§ Exercise requirements
The listing below is to be output in its exact form.

§ Data excerpts
----
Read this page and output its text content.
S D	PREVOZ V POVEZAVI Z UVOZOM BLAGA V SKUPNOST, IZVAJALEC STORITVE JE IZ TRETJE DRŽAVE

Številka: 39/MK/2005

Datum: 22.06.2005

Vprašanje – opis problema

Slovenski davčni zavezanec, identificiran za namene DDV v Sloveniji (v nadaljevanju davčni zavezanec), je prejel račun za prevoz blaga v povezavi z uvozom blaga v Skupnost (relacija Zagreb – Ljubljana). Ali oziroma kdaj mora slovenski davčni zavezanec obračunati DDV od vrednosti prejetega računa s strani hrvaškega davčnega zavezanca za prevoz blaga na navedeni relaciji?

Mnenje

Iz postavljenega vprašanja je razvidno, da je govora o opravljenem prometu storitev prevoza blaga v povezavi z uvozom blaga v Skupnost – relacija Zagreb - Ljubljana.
----
§ Solution below
Read this page and output its text content.
S D	PREVOZ V POVEZAVI Z UVOZOM BLAGA V SKUPNOST, IZVAJALEC STORITVE JE IZ TRETJE DRŽAVE

Številka: 39/MK/2005

Datum: 22.06.2005

Vprašanje – opis problema

Slovenski davčni zavezanec, identificiran za namene DDV v Sloveniji (v nadaljevanju davčni zavezanec), je prejel račun za prevoz blaga v povezavi z uvozom blaga v Skupnost (relacija Zagreb – Ljubljana). Ali oziroma kdaj mora slovenski davčni zavezanec obračunati DDV od vrednosti prejetega računa s strani hrvaškega davčnega zavezanca za prevoz blaga na navedeni relaciji?

Mnenje

Iz postavljenega vprašanja je razvidno, da je govora o opravljenem prometu storitev prevoza blaga v povezavi z uvozom blaga v Skupnost – relacija Zagreb - Ljubljana.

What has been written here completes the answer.